***** Material to process *****
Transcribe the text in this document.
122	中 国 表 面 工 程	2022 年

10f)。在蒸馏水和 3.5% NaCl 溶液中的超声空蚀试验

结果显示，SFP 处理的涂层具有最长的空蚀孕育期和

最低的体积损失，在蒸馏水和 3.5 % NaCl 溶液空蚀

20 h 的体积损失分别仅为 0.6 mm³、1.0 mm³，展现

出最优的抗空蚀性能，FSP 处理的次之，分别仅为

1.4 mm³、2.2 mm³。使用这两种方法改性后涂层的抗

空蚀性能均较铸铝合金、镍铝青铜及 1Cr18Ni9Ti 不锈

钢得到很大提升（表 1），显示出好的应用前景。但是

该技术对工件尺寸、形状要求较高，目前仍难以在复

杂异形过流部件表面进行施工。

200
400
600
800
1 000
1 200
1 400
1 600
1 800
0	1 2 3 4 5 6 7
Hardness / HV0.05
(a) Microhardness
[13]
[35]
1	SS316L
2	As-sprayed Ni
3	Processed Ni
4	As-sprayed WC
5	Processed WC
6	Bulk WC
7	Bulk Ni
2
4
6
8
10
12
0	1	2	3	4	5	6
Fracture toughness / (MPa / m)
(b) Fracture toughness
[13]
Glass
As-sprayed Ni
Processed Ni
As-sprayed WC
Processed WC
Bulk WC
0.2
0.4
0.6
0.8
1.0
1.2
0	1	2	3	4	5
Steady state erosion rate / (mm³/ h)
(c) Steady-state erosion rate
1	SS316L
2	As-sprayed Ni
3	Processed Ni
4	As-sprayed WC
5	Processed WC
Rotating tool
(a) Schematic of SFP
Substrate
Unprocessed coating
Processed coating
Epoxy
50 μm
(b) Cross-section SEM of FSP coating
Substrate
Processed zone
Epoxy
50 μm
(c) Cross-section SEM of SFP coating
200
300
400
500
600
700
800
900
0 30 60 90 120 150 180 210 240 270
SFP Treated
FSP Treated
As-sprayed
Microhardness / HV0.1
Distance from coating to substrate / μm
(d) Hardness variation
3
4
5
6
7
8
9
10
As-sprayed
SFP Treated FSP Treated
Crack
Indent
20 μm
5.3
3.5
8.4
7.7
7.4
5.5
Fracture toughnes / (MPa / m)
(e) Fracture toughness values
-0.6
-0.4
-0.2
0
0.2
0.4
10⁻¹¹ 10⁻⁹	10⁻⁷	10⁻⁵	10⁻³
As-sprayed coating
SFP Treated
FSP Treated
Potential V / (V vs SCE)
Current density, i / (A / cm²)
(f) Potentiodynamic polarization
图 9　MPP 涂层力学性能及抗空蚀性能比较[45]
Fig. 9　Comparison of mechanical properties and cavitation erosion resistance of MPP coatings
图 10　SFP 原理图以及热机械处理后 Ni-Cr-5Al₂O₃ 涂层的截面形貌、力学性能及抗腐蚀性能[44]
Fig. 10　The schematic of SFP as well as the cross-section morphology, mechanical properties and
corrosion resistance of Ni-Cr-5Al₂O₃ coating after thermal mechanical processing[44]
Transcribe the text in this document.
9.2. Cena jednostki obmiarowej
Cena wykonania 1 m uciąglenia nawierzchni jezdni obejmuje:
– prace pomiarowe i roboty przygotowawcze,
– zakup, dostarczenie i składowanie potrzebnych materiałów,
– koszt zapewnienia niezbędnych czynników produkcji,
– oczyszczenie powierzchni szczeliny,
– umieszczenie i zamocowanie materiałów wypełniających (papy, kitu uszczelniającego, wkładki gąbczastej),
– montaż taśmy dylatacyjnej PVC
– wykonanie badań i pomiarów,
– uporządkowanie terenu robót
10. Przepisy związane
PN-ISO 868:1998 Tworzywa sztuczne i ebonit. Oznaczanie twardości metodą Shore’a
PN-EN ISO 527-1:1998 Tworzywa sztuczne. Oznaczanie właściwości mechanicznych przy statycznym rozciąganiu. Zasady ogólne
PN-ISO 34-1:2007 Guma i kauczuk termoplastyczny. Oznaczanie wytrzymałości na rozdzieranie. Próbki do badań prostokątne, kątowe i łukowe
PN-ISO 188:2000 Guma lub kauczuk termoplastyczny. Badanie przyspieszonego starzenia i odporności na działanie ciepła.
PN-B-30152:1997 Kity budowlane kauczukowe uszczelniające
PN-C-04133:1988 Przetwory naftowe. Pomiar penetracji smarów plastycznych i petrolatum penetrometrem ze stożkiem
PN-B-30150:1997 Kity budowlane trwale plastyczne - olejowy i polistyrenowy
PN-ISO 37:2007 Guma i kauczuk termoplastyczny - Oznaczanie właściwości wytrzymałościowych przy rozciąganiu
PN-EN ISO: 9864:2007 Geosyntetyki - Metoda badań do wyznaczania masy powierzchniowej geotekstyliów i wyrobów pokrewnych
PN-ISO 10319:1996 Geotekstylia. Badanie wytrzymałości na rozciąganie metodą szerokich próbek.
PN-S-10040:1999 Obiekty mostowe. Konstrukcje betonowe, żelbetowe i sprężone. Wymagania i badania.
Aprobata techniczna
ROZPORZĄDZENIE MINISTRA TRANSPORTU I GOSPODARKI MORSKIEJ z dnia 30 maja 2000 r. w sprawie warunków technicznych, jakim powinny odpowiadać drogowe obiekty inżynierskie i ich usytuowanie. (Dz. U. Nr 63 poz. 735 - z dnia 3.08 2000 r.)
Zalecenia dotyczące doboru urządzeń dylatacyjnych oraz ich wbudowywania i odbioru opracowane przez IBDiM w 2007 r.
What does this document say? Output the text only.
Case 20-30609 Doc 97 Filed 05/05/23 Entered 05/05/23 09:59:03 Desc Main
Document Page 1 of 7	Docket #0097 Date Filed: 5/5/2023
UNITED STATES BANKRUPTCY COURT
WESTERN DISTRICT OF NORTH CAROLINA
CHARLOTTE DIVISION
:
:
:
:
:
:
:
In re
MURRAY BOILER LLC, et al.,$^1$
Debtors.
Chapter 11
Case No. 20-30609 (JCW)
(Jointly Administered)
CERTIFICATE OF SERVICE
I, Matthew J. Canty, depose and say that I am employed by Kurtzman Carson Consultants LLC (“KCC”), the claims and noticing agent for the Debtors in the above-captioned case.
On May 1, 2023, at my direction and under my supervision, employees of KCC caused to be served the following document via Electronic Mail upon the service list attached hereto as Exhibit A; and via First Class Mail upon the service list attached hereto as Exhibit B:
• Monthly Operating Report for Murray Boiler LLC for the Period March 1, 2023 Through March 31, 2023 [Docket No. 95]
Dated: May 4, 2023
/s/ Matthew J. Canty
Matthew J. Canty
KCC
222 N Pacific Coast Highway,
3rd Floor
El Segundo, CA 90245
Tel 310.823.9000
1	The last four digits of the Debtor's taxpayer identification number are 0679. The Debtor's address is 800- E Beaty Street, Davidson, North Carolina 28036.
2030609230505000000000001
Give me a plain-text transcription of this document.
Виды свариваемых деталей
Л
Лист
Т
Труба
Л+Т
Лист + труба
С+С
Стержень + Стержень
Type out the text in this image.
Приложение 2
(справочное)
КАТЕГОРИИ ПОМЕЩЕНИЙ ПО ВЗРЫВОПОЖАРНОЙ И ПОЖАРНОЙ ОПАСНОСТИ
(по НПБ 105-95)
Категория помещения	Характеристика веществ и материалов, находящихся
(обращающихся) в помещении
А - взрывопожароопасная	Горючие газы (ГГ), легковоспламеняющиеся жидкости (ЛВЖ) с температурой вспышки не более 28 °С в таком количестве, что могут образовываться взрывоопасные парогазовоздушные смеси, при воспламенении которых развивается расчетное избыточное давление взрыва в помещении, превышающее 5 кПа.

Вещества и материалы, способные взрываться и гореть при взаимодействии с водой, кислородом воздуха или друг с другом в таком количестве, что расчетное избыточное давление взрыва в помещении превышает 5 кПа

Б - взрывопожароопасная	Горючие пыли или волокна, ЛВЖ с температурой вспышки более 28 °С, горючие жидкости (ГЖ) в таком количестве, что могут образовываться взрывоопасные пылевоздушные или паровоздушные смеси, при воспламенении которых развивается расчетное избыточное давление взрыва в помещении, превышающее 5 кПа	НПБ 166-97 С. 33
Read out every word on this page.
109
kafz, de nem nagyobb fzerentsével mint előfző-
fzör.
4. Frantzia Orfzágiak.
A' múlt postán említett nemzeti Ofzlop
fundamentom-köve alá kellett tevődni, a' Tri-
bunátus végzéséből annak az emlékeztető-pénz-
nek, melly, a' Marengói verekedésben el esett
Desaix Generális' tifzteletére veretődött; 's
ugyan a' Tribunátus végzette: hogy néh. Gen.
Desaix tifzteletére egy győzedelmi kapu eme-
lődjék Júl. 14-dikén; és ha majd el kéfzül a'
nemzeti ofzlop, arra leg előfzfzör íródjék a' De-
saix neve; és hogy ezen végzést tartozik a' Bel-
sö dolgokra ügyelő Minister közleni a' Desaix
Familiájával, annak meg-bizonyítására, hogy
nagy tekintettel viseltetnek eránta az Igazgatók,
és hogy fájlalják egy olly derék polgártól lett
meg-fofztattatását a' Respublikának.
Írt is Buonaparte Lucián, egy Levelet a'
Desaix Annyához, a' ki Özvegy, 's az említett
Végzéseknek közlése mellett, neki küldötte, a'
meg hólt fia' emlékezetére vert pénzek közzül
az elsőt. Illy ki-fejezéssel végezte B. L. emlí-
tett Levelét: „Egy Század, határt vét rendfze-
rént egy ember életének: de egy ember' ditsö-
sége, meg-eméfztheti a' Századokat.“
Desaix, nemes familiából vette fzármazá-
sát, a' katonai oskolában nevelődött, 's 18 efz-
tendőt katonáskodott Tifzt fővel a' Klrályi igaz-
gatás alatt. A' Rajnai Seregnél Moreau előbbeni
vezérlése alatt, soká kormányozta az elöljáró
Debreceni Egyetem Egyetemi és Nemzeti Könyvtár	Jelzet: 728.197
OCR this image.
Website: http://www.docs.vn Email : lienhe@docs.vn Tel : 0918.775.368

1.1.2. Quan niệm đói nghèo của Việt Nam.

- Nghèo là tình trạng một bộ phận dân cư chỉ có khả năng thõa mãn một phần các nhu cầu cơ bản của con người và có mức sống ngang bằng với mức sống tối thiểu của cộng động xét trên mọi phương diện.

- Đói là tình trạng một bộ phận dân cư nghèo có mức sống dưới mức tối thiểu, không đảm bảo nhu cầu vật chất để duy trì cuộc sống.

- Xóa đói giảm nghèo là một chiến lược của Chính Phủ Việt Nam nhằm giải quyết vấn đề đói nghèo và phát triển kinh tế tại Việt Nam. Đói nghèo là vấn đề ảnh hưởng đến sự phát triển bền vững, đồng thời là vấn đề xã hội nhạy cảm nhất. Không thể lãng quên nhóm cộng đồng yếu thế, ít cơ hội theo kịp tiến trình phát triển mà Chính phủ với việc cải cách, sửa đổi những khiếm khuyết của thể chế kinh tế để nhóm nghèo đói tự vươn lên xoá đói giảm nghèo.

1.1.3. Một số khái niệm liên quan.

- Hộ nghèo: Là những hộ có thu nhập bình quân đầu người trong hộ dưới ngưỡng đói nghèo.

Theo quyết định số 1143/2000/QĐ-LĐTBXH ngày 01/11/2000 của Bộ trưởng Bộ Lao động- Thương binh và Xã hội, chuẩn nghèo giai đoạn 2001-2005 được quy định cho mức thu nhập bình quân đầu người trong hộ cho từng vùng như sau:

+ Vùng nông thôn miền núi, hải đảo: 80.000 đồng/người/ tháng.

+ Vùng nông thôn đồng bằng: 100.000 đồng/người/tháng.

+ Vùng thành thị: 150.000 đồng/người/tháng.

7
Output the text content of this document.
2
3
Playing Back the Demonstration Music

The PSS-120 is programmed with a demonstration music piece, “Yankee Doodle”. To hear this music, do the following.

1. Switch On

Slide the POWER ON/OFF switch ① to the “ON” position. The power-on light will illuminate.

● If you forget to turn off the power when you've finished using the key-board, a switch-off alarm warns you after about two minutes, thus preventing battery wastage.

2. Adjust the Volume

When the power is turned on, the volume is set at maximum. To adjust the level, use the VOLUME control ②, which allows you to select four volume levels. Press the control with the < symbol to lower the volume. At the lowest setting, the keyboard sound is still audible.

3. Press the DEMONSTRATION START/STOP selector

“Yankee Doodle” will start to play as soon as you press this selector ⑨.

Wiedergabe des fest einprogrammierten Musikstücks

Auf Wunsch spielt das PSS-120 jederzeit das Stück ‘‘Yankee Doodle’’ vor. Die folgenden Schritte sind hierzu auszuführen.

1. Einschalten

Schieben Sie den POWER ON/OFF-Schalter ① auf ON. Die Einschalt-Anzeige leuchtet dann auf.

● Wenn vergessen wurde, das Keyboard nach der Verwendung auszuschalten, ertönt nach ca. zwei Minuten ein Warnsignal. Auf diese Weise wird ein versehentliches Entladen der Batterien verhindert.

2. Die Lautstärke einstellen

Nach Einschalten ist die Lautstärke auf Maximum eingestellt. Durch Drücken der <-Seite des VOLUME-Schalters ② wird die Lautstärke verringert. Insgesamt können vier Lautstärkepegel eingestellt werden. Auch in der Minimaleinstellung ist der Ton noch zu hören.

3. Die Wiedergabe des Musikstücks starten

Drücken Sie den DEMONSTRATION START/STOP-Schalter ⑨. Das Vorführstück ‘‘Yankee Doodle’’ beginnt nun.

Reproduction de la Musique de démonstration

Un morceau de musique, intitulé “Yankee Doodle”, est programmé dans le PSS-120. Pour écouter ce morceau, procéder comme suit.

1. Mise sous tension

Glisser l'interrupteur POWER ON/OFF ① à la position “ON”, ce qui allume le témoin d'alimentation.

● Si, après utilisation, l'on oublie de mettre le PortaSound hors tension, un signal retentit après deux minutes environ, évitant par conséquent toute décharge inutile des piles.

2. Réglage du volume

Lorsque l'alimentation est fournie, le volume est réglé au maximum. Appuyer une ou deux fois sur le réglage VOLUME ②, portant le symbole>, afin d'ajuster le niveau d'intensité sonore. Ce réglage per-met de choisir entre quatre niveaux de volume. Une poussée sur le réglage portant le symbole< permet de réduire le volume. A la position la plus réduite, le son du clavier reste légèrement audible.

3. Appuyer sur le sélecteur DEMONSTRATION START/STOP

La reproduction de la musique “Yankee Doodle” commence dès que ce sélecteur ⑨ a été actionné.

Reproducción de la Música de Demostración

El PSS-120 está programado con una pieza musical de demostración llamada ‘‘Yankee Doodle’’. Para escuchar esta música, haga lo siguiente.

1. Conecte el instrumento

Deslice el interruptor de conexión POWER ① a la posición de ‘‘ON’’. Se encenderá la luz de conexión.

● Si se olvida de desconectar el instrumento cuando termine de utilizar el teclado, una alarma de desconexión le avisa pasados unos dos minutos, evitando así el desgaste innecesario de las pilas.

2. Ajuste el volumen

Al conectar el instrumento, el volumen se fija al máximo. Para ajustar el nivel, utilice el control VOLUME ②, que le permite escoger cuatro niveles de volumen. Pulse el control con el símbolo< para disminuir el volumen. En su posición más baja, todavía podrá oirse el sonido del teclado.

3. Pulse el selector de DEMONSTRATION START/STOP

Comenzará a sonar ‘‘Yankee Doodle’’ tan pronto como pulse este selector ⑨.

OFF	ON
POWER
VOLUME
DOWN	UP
*****
Given request: State only how many lines in the material include "STOP".

Task solution: 4